▶ To do
Could you repeat the records below exactly, leaving out any pictures?
---------------
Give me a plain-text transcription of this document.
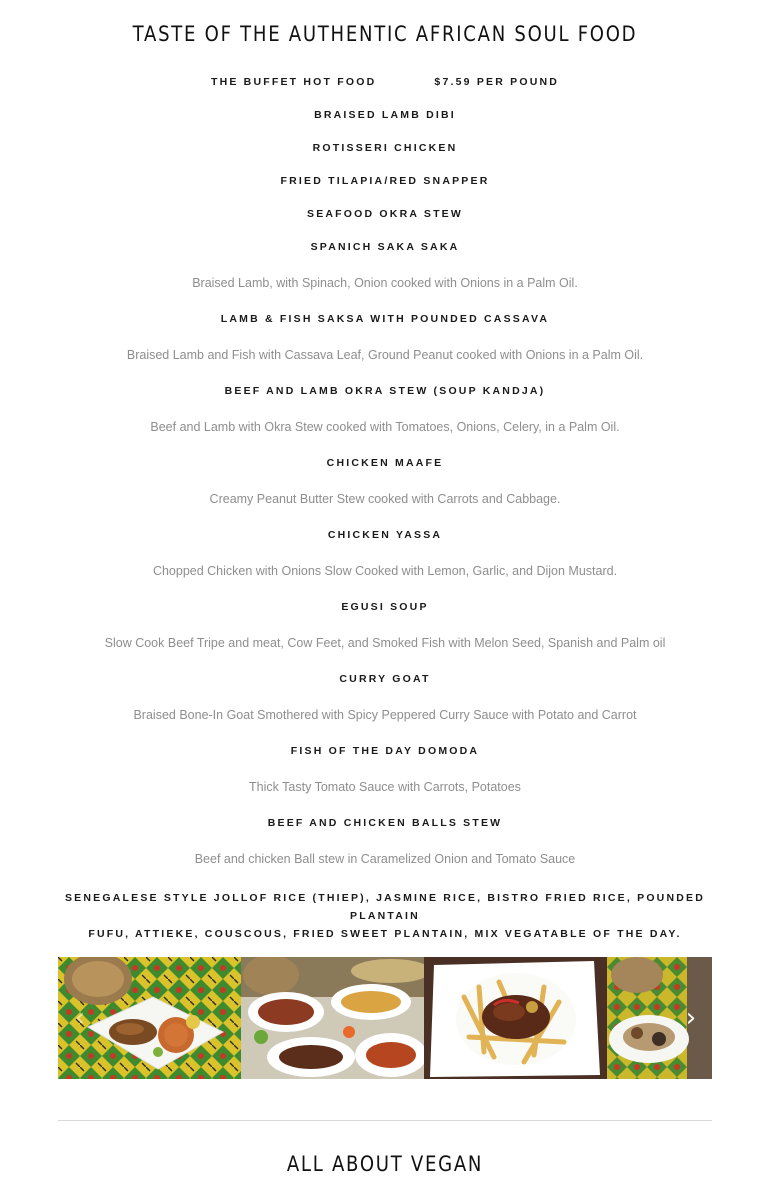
TASTE OF THE AUTHENTIC AFRICAN SOUL FOOD
THE BUFFET HOT FOOD	$7.59 PER POUND

BRAISED LAMB DIBI

ROTISSERI CHICKEN

FRIED TILAPIA/RED SNAPPER

SEAFOOD OKRA STEW

SPANICH SAKA SAKA

Braised Lamb, with Spinach, Onion cooked with Onions in a Palm Oil.

LAMB & FISH SAKSA WITH POUNDED CASSAVA

Braised Lamb and Fish with Cassava Leaf, Ground Peanut cooked with Onions in a Palm Oil.

BEEF AND LAMB OKRA STEW (SOUP KANDJA)

Beef and Lamb with Okra Stew cooked with Tomatoes, Onions, Celery, in a Palm Oil.

CHICKEN MAAFE

Creamy Peanut Butter Stew cooked with Carrots and Cabbage.

CHICKEN YASSA

Chopped Chicken with Onions Slow Cooked with Lemon, Garlic, and Dijon Mustard.

EGUSI SOUP

Slow Cook Beef Tripe and meat, Cow Feet, and Smoked Fish with Melon Seed, Spanish and Palm oil

CURRY GOAT

Braised Bone-In Goat Smothered with Spicy Peppered Curry Sauce with Potato and Carrot

FISH OF THE DAY DOMODA

Thick Tasty Tomato Sauce with Carrots, Potatoes

BEEF AND CHICKEN BALLS STEW

Beef and chicken Ball stew in Caramelized Onion and Tomato Sauce

SENEGALESE STYLE JOLLOF RICE (THIEP), JASMINE RICE, BISTRO FRIED RICE, POUNDED PLANTAIN
FUFU, ATTIEKE, COUSCOUS, FRIED SWEET PLANTAIN, MIX VEGATABLE OF THE DAY.

‹	›
ALL ABOUT VEGAN
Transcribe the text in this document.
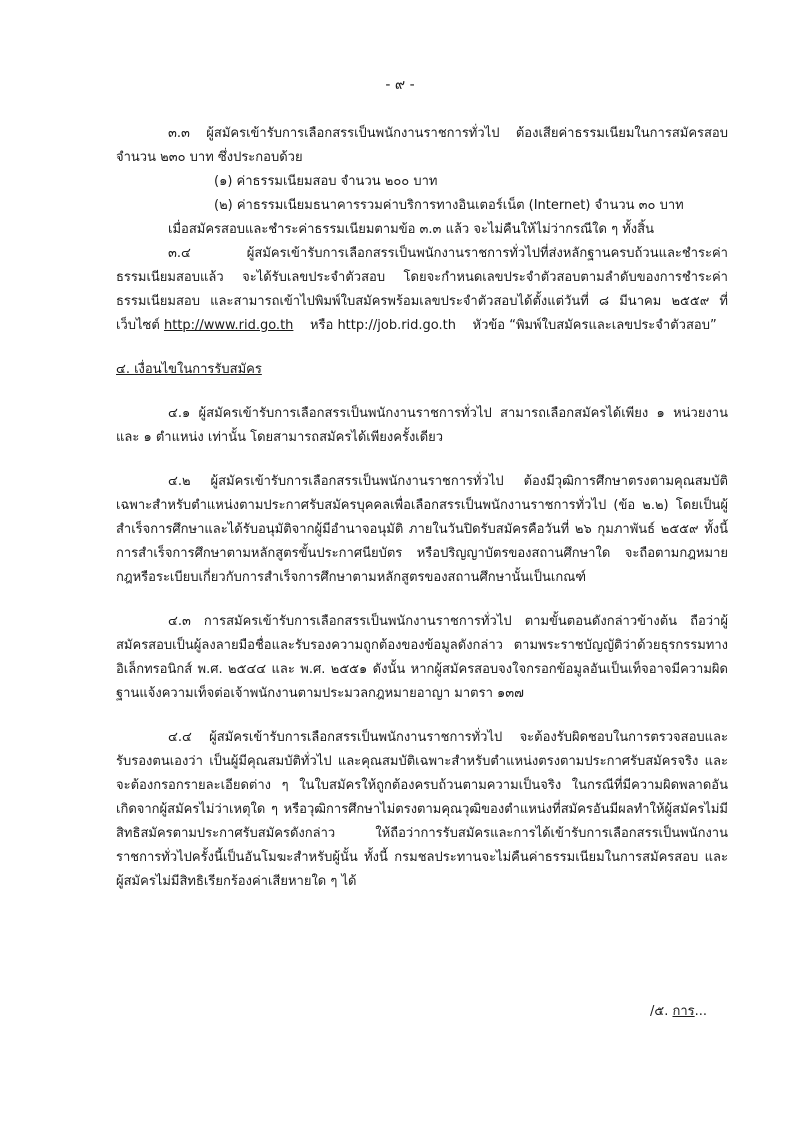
- ๙ -

๓.๓ ผู้สมัครเข้ารับการเลือกสรรเป็นพนักงานราชการทั่วไป ต้องเสียค่าธรรมเนียมในการสมัครสอบ จำนวน ๒๓๐ บาท ซึ่งประกอบด้วย

(๑) ค่าธรรมเนียมสอบ จำนวน ๒๐๐ บาท

(๒) ค่าธรรมเนียมธนาคารรวมค่าบริการทางอินเตอร์เน็ต (Internet) จำนวน ๓๐ บาท

เมื่อสมัครสอบและชำระค่าธรรมเนียมตามข้อ ๓.๓ แล้ว จะไม่คืนให้ไม่ว่ากรณีใด ๆ ทั้งสิ้น

๓.๔ ผู้สมัครเข้ารับการเลือกสรรเป็นพนักงานราชการทั่วไปที่ส่งหลักฐานครบถ้วนและชำระค่าธรรมเนียมสอบแล้ว จะได้รับเลขประจำตัวสอบ โดยจะกำหนดเลขประจำตัวสอบตามลำดับของการชำระค่าธรรมเนียมสอบ และสามารถเข้าไปพิมพ์ใบสมัครพร้อมเลขประจำตัวสอบได้ตั้งแต่วันที่ ๘ มีนาคม ๒๕๕๙ ที่เว็บไซต์ http://www.rid.go.th หรือ http://job.rid.go.th หัวข้อ “พิมพ์ใบสมัครและเลขประจำตัวสอบ”

๔. เงื่อนไขในการรับสมัคร

๔.๑ ผู้สมัครเข้ารับการเลือกสรรเป็นพนักงานราชการทั่วไป สามารถเลือกสมัครได้เพียง ๑ หน่วยงาน และ ๑ ตำแหน่ง เท่านั้น โดยสามารถสมัครได้เพียงครั้งเดียว

๔.๒ ผู้สมัครเข้ารับการเลือกสรรเป็นพนักงานราชการทั่วไป ต้องมีวุฒิการศึกษาตรงตามคุณสมบัติเฉพาะสำหรับตำแหน่งตามประกาศรับสมัครบุคคลเพื่อเลือกสรรเป็นพนักงานราชการทั่วไป (ข้อ ๒.๒) โดยเป็นผู้สำเร็จการศึกษาและได้รับอนุมัติจากผู้มีอำนาจอนุมัติ ภายในวันปิดรับสมัครคือวันที่ ๒๖ กุมภาพันธ์ ๒๕๕๙ ทั้งนี้ การสำเร็จการศึกษาตามหลักสูตรขั้นประกาศนียบัตร หรือปริญญาบัตรของสถานศึกษาใด จะถือตามกฎหมาย กฎหรือระเบียบเกี่ยวกับการสำเร็จการศึกษาตามหลักสูตรของสถานศึกษานั้นเป็นเกณฑ์

๔.๓ การสมัครเข้ารับการเลือกสรรเป็นพนักงานราชการทั่วไป ตามขั้นตอนดังกล่าวข้างต้น ถือว่าผู้สมัครสอบเป็นผู้ลงลายมือชื่อและรับรองความถูกต้องของข้อมูลดังกล่าว ตามพระราชบัญญัติว่าด้วยธุรกรรมทางอิเล็กทรอนิกส์ พ.ศ. ๒๕๔๔ และ พ.ศ. ๒๕๕๑ ดังนั้น หากผู้สมัครสอบจงใจกรอกข้อมูลอันเป็นเท็จอาจมีความผิดฐานแจ้งความเท็จต่อเจ้าพนักงานตามประมวลกฎหมายอาญา มาตรา ๑๓๗

๔.๔ ผู้สมัครเข้ารับการเลือกสรรเป็นพนักงานราชการทั่วไป จะต้องรับผิดชอบในการตรวจสอบและรับรองตนเองว่า เป็นผู้มีคุณสมบัติทั่วไป และคุณสมบัติเฉพาะสำหรับตำแหน่งตรงตามประกาศรับสมัครจริง และจะต้องกรอกรายละเอียดต่าง ๆ ในใบสมัครให้ถูกต้องครบถ้วนตามความเป็นจริง ในกรณีที่มีความผิดพลาดอันเกิดจากผู้สมัครไม่ว่าเหตุใด ๆ หรือวุฒิการศึกษาไม่ตรงตามคุณวุฒิของตำแหน่งที่สมัครอันมีผลทำให้ผู้สมัครไม่มีสิทธิสมัครตามประกาศรับสมัครดังกล่าว ให้ถือว่าการรับสมัครและการได้เข้ารับการเลือกสรรเป็นพนักงานราชการทั่วไปครั้งนี้เป็นอันโมฆะสำหรับผู้นั้น ทั้งนี้ กรมชลประทานจะไม่คืนค่าธรรมเนียมในการสมัครสอบ และผู้สมัครไม่มีสิทธิเรียกร้องค่าเสียหายใด ๆ ได้

/๕. การ...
---------------
▶ Response for this exercise
Give me a plain-text transcription of this document.
TASTE OF THE AUTHENTIC AFRICAN SOUL FOOD
THE BUFFET HOT FOOD	$7.59 PER POUND

BRAISED LAMB DIBI

ROTISSERI CHICKEN

FRIED TILAPIA/RED SNAPPER

SEAFOOD OKRA STEW

SPANICH SAKA SAKA

Braised Lamb, with Spinach, Onion cooked with Onions in a Palm Oil.

LAMB & FISH SAKSA WITH POUNDED CASSAVA

Braised Lamb and Fish with Cassava Leaf, Ground Peanut cooked with Onions in a Palm Oil.

BEEF AND LAMB OKRA STEW (SOUP KANDJA)

Beef and Lamb with Okra Stew cooked with Tomatoes, Onions, Celery, in a Palm Oil.

CHICKEN MAAFE

Creamy Peanut Butter Stew cooked with Carrots and Cabbage.

CHICKEN YASSA

Chopped Chicken with Onions Slow Cooked with Lemon, Garlic, and Dijon Mustard.

EGUSI SOUP

Slow Cook Beef Tripe and meat, Cow Feet, and Smoked Fish with Melon Seed, Spanish and Palm oil

CURRY GOAT

Braised Bone-In Goat Smothered with Spicy Peppered Curry Sauce with Potato and Carrot

FISH OF THE DAY DOMODA

Thick Tasty Tomato Sauce with Carrots, Potatoes

BEEF AND CHICKEN BALLS STEW

Beef and chicken Ball stew in Caramelized Onion and Tomato Sauce

SENEGALESE STYLE JOLLOF RICE (THIEP), JASMINE RICE, BISTRO FRIED RICE, POUNDED PLANTAIN
FUFU, ATTIEKE, COUSCOUS, FRIED SWEET PLANTAIN, MIX VEGATABLE OF THE DAY.

‹	›
ALL ABOUT VEGAN
Transcribe the text in this document.
- ๙ -

๓.๓ ผู้สมัครเข้ารับการเลือกสรรเป็นพนักงานราชการทั่วไป ต้องเสียค่าธรรมเนียมในการสมัครสอบ จำนวน ๒๓๐ บาท ซึ่งประกอบด้วย

(๑) ค่าธรรมเนียมสอบ จำนวน ๒๐๐ บาท

(๒) ค่าธรรมเนียมธนาคารรวมค่าบริการทางอินเตอร์เน็ต (Internet) จำนวน ๓๐ บาท

เมื่อสมัครสอบและชำระค่าธรรมเนียมตามข้อ ๓.๓ แล้ว จะไม่คืนให้ไม่ว่ากรณีใด ๆ ทั้งสิ้น

๓.๔ ผู้สมัครเข้ารับการเลือกสรรเป็นพนักงานราชการทั่วไปที่ส่งหลักฐานครบถ้วนและชำระค่าธรรมเนียมสอบแล้ว จะได้รับเลขประจำตัวสอบ โดยจะกำหนดเลขประจำตัวสอบตามลำดับของการชำระค่าธรรมเนียมสอบ และสามารถเข้าไปพิมพ์ใบสมัครพร้อมเลขประจำตัวสอบได้ตั้งแต่วันที่ ๘ มีนาคม ๒๕๕๙ ที่เว็บไซต์ http://www.rid.go.th หรือ http://job.rid.go.th หัวข้อ “พิมพ์ใบสมัครและเลขประจำตัวสอบ”

๔. เงื่อนไขในการรับสมัคร

๔.๑ ผู้สมัครเข้ารับการเลือกสรรเป็นพนักงานราชการทั่วไป สามารถเลือกสมัครได้เพียง ๑ หน่วยงาน และ ๑ ตำแหน่ง เท่านั้น โดยสามารถสมัครได้เพียงครั้งเดียว

๔.๒ ผู้สมัครเข้ารับการเลือกสรรเป็นพนักงานราชการทั่วไป ต้องมีวุฒิการศึกษาตรงตามคุณสมบัติเฉพาะสำหรับตำแหน่งตามประกาศรับสมัครบุคคลเพื่อเลือกสรรเป็นพนักงานราชการทั่วไป (ข้อ ๒.๒) โดยเป็นผู้สำเร็จการศึกษาและได้รับอนุมัติจากผู้มีอำนาจอนุมัติ ภายในวันปิดรับสมัครคือวันที่ ๒๖ กุมภาพันธ์ ๒๕๕๙ ทั้งนี้ การสำเร็จการศึกษาตามหลักสูตรขั้นประกาศนียบัตร หรือปริญญาบัตรของสถานศึกษาใด จะถือตามกฎหมาย กฎหรือระเบียบเกี่ยวกับการสำเร็จการศึกษาตามหลักสูตรของสถานศึกษานั้นเป็นเกณฑ์

๔.๓ การสมัครเข้ารับการเลือกสรรเป็นพนักงานราชการทั่วไป ตามขั้นตอนดังกล่าวข้างต้น ถือว่าผู้สมัครสอบเป็นผู้ลงลายมือชื่อและรับรองความถูกต้องของข้อมูลดังกล่าว ตามพระราชบัญญัติว่าด้วยธุรกรรมทางอิเล็กทรอนิกส์ พ.ศ. ๒๕๔๔ และ พ.ศ. ๒๕๕๑ ดังนั้น หากผู้สมัครสอบจงใจกรอกข้อมูลอันเป็นเท็จอาจมีความผิดฐานแจ้งความเท็จต่อเจ้าพนักงานตามประมวลกฎหมายอาญา มาตรา ๑๓๗

๔.๔ ผู้สมัครเข้ารับการเลือกสรรเป็นพนักงานราชการทั่วไป จะต้องรับผิดชอบในการตรวจสอบและรับรองตนเองว่า เป็นผู้มีคุณสมบัติทั่วไป และคุณสมบัติเฉพาะสำหรับตำแหน่งตรงตามประกาศรับสมัครจริง และจะต้องกรอกรายละเอียดต่าง ๆ ในใบสมัครให้ถูกต้องครบถ้วนตามความเป็นจริง ในกรณีที่มีความผิดพลาดอันเกิดจากผู้สมัครไม่ว่าเหตุใด ๆ หรือวุฒิการศึกษาไม่ตรงตามคุณวุฒิของตำแหน่งที่สมัครอันมีผลทำให้ผู้สมัครไม่มีสิทธิสมัครตามประกาศรับสมัครดังกล่าว ให้ถือว่าการรับสมัครและการได้เข้ารับการเลือกสรรเป็นพนักงานราชการทั่วไปครั้งนี้เป็นอันโมฆะสำหรับผู้นั้น ทั้งนี้ กรมชลประทานจะไม่คืนค่าธรรมเนียมในการสมัครสอบ และผู้สมัครไม่มีสิทธิเรียกร้องค่าเสียหายใด ๆ ได้

/๕. การ...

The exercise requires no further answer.